**** Given entries

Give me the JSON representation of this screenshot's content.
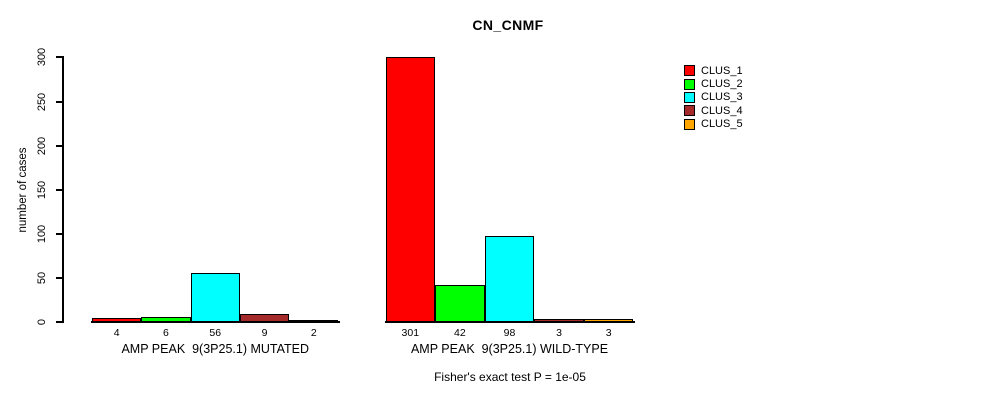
{
  "title": "CN_CNMF",
  "y_axis": {
    "label": "number of cases"
  },
  "footer": {
    "text": "Fisher's exact test P = 1e-05"
  },
  "chart_data": {
    "type": "bar",
    "title": "CN_CNMF",
    "xlabel": "",
    "ylabel": "number of cases",
    "ylim": [
      0,
      300
    ],
    "yticks": [
      0,
      50,
      100,
      150,
      200,
      250,
      300
    ],
    "grid": false,
    "legend_position": "right",
    "bar_value_labels": true,
    "categories": [
      "AMP PEAK  9(3P25.1) MUTATED",
      "AMP PEAK  9(3P25.1) WILD-TYPE"
    ],
    "series": [
      {
        "name": "CLUS_1",
        "color": "#FF0000",
        "values": [
          4,
          301
        ]
      },
      {
        "name": "CLUS_2",
        "color": "#00FF00",
        "values": [
          6,
          42
        ]
      },
      {
        "name": "CLUS_3",
        "color": "#00FFFF",
        "values": [
          56,
          98
        ]
      },
      {
        "name": "CLUS_4",
        "color": "#A52A2A",
        "values": [
          9,
          3
        ]
      },
      {
        "name": "CLUS_5",
        "color": "#FFA500",
        "values": [
          2,
          3
        ]
      }
    ],
    "annotation": "Fisher's exact test P = 1e-05"
  }
}
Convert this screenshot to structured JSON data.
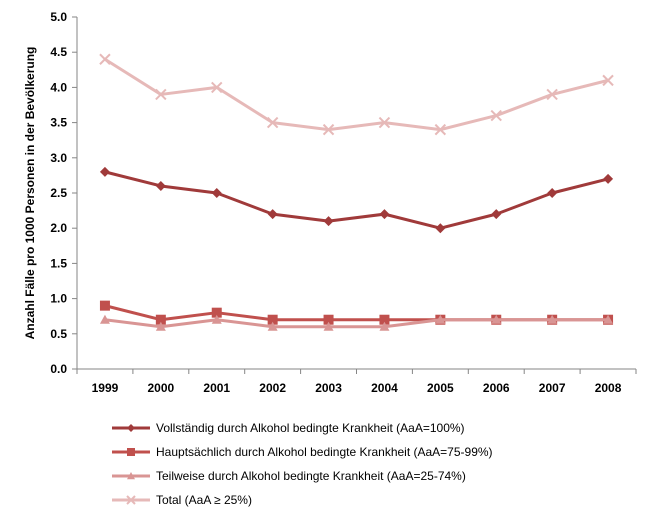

********

Problem details: Locate the lines above that hold the word "test". Show every one of them.

Reply to the exercise:
    "text": "Fisher's exact test P = 1e-05"
    "annotation": "Fisher's exact test P = 1e-05"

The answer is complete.